Input

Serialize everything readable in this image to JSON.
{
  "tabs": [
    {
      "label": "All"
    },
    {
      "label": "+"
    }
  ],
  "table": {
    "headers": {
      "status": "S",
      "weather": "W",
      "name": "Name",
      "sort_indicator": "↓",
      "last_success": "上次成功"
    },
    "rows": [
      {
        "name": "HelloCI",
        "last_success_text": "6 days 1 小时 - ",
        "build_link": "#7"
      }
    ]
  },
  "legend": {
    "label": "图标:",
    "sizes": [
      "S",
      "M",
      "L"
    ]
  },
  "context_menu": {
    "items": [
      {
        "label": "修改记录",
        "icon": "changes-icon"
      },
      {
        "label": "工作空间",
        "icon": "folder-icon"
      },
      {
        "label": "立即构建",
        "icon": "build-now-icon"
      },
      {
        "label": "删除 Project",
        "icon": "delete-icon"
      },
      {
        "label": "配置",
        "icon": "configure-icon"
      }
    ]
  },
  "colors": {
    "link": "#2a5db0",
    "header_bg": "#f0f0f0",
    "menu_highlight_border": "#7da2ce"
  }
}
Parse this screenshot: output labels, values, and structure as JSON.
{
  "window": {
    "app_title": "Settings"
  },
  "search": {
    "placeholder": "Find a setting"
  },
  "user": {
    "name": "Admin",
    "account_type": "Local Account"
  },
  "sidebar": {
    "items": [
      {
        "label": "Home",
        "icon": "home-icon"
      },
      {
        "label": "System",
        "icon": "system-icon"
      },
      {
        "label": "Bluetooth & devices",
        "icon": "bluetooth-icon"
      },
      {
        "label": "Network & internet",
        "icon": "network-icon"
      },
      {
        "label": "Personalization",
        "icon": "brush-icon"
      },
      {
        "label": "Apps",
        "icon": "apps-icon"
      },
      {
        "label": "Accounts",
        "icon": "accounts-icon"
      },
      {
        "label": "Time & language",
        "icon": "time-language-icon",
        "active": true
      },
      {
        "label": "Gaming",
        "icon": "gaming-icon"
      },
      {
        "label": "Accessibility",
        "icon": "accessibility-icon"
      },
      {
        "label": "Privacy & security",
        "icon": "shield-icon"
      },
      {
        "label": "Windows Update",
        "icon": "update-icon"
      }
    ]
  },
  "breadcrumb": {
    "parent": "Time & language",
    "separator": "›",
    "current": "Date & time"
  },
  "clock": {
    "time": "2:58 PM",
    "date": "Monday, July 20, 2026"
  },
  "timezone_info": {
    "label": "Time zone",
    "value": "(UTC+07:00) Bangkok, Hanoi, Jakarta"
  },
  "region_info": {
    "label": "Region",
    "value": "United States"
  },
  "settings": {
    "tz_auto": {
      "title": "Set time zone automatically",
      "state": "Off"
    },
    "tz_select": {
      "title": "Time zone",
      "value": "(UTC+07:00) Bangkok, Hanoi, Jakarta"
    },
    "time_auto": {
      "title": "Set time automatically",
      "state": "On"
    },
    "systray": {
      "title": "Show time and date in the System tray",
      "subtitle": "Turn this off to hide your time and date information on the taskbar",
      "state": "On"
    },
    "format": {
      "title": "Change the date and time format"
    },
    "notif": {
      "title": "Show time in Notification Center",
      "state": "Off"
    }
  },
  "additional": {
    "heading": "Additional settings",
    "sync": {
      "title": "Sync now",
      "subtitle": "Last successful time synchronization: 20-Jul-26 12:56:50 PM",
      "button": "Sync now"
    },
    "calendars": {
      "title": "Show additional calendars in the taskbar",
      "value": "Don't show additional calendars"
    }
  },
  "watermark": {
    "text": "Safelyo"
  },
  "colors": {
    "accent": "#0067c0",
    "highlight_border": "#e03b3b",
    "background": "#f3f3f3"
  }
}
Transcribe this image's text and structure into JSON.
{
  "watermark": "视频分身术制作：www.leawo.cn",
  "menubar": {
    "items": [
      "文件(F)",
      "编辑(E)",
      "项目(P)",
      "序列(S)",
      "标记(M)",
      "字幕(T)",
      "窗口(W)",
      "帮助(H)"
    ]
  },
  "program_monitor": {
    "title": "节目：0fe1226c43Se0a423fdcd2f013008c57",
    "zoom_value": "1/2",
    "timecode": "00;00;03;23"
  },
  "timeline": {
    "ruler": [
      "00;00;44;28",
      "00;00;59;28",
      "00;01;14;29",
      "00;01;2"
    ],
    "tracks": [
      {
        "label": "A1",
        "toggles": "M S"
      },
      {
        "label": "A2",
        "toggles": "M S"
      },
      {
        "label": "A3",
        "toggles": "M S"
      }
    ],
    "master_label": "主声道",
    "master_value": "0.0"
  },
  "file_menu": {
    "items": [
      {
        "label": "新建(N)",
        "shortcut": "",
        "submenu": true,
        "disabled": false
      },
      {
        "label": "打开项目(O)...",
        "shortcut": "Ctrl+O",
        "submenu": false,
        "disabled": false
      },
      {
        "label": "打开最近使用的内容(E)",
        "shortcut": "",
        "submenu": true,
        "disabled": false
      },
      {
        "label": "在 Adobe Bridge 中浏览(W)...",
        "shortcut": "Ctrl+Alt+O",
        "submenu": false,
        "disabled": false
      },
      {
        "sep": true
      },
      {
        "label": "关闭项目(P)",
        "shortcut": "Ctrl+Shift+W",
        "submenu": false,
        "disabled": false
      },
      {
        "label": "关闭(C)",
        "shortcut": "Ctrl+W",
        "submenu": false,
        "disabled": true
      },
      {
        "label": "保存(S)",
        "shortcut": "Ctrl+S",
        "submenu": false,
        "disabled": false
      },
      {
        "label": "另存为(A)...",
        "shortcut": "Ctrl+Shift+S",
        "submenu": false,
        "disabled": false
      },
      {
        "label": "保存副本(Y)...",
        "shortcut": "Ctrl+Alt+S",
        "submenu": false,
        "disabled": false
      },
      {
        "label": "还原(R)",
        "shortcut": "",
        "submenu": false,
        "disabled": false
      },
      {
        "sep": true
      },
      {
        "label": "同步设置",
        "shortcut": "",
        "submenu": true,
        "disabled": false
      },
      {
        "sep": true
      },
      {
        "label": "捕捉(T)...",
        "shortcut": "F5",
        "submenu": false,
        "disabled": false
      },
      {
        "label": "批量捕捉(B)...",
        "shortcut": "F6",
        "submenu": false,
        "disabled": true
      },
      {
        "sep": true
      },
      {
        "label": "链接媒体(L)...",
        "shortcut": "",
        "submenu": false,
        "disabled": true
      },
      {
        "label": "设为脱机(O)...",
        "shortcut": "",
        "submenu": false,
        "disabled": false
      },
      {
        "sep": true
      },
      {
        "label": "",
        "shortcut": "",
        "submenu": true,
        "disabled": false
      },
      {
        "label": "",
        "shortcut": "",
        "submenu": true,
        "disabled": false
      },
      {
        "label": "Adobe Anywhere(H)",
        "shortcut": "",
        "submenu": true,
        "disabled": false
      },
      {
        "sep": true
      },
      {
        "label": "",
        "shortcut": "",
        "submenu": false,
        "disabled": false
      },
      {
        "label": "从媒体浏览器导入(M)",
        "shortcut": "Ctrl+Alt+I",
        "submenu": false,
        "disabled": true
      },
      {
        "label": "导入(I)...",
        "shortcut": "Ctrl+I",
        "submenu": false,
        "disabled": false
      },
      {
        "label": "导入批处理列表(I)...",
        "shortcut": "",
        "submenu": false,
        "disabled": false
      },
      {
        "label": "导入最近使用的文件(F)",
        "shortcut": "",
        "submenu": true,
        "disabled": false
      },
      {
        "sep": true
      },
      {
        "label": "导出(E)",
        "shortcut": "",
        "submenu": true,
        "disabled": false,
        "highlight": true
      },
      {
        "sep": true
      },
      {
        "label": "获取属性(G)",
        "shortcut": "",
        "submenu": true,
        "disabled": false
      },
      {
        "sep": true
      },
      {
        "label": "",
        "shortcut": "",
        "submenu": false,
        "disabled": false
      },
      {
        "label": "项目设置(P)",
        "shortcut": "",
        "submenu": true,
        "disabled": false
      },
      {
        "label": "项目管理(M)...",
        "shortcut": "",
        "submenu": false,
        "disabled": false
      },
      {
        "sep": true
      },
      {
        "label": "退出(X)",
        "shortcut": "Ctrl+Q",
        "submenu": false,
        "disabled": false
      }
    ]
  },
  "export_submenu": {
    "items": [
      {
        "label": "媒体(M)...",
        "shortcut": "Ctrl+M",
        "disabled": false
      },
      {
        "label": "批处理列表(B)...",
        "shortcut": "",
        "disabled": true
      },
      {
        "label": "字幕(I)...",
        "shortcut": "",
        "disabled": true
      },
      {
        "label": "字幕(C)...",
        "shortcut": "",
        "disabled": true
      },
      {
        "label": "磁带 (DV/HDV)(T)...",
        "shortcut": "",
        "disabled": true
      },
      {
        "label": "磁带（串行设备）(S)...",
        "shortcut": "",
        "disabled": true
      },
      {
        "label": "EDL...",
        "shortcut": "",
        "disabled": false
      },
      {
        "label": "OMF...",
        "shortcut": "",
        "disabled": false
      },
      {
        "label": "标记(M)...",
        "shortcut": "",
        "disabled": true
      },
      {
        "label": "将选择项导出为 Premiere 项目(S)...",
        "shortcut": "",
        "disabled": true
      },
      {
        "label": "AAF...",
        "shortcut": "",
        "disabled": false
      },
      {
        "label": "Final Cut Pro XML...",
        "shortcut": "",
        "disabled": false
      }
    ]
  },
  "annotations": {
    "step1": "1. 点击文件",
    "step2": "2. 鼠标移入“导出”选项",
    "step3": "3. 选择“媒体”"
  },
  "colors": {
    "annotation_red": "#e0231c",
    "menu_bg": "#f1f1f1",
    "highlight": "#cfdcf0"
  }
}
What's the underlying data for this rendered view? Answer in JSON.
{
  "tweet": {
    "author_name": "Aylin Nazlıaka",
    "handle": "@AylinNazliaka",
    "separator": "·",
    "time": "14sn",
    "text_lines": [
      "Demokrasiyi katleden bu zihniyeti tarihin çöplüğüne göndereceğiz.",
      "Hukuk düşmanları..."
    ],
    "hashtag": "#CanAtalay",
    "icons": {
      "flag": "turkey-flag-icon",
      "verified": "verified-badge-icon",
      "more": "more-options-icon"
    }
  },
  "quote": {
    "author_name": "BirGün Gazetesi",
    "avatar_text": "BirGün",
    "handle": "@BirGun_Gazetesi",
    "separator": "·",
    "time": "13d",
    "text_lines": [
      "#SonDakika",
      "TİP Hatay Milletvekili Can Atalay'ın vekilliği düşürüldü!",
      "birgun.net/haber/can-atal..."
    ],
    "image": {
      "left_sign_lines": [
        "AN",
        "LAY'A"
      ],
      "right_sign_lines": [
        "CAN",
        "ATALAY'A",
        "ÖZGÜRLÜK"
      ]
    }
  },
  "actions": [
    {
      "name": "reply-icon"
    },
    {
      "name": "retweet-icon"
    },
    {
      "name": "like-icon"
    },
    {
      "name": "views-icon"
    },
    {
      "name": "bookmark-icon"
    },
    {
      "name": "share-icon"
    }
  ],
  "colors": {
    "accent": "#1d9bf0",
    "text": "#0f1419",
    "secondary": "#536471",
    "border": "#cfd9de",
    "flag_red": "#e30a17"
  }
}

Given task
Pull out all lines from the entries above that include the word "BirGün".

Task result
    "author_name": "BirGün Gazetesi",
    "avatar_text": "BirGün",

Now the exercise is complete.